◆ Written request: Take every line that has the string "standard" and copy it out.
-- Start Input records --
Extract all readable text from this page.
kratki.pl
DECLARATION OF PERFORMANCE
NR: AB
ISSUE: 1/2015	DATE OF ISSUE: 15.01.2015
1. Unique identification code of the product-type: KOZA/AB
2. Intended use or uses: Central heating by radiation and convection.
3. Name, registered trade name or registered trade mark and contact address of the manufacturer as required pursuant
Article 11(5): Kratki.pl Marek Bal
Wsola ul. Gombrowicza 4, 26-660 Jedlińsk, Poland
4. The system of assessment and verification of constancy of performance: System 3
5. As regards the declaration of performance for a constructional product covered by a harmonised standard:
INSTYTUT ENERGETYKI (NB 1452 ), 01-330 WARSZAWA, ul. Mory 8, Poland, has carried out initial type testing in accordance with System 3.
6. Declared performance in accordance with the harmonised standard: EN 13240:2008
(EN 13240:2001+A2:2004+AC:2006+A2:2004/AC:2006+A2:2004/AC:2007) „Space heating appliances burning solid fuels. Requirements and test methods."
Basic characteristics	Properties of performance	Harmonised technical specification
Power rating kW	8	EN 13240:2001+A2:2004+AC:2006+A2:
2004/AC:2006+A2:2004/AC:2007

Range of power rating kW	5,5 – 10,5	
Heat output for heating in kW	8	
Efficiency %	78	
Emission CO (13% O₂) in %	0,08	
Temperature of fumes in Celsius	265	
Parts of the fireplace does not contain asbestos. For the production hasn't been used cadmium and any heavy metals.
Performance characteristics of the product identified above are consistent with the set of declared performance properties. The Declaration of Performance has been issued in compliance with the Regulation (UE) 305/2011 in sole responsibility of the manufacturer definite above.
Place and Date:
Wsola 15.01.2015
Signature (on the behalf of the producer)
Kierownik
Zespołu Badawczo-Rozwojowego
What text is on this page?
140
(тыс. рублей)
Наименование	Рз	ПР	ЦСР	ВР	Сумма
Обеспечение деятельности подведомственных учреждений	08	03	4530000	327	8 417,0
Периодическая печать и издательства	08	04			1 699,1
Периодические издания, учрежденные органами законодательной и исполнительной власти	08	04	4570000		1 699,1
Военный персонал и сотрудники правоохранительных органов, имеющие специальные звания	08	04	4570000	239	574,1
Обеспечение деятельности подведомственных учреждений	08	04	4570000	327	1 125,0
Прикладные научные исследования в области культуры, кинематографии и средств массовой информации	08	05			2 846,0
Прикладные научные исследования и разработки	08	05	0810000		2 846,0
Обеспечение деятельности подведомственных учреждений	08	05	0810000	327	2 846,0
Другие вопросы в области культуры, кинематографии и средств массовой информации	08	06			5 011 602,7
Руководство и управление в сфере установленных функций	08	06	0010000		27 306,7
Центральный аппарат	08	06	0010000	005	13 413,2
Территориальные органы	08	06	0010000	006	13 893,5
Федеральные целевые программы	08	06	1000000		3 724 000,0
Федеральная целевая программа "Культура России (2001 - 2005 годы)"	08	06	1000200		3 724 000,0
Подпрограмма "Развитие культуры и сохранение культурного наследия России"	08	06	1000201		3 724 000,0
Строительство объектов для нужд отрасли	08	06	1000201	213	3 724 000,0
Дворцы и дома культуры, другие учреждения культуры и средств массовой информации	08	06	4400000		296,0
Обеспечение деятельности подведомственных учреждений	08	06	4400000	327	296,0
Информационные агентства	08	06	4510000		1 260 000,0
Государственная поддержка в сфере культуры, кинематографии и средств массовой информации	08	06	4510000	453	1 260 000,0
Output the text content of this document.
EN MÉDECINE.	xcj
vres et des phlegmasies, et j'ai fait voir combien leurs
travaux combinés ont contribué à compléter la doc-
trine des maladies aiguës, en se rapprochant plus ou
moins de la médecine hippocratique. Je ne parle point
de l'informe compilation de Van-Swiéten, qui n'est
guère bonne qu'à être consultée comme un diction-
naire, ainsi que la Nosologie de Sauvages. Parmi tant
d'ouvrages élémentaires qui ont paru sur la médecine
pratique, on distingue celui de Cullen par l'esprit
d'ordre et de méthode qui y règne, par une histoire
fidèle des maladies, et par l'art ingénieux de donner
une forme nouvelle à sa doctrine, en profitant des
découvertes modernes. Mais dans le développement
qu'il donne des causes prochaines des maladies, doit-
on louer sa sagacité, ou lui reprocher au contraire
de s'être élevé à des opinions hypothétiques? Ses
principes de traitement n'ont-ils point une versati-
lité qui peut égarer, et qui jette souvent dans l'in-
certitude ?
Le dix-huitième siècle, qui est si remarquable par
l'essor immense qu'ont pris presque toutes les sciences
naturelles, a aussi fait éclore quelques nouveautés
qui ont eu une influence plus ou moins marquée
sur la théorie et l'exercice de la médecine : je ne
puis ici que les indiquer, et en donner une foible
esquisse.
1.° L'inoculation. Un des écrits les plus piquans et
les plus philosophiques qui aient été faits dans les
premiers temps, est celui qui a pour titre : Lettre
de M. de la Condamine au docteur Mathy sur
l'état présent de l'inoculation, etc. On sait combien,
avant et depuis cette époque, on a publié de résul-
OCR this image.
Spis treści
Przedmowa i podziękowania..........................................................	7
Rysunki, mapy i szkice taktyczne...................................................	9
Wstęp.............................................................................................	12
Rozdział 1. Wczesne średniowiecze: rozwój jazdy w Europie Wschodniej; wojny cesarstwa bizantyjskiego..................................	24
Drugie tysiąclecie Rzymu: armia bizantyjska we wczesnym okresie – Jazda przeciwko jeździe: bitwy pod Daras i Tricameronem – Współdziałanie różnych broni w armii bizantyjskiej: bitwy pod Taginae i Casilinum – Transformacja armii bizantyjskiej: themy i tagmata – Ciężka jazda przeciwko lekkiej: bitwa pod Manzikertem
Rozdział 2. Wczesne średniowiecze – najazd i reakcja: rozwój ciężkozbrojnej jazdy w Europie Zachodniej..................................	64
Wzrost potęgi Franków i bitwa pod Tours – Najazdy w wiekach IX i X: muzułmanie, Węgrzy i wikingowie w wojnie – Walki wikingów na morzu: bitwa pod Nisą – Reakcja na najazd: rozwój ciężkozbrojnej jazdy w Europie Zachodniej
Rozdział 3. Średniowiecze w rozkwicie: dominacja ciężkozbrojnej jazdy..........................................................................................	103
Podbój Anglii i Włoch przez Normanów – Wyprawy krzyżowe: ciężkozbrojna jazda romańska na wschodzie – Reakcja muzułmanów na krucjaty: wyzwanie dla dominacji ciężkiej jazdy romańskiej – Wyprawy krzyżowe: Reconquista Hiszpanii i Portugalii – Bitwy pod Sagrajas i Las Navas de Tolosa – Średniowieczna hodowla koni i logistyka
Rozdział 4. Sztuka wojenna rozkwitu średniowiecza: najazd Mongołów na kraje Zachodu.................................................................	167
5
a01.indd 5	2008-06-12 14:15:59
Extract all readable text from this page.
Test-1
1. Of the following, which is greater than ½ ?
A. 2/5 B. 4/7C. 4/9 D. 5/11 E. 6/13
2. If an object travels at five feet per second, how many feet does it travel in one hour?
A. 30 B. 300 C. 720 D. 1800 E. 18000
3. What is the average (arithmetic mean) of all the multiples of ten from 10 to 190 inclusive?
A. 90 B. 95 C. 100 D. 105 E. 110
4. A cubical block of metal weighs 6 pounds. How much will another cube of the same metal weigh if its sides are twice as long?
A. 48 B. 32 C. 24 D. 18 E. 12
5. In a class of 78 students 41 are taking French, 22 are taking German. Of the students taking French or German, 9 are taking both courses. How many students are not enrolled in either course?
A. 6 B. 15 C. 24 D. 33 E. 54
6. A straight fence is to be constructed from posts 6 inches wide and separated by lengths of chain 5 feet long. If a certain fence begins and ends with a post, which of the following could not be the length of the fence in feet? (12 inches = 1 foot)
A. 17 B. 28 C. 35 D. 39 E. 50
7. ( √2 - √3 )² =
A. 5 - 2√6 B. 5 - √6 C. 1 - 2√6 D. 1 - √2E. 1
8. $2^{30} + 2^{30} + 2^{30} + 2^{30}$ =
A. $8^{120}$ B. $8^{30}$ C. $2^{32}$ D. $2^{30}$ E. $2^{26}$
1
-- End Input records --
◆ Finished task:
5. As regards the declaration of performance for a constructional product covered by a harmonised standard:
6. Declared performance in accordance with the harmonised standard: EN 13240:2008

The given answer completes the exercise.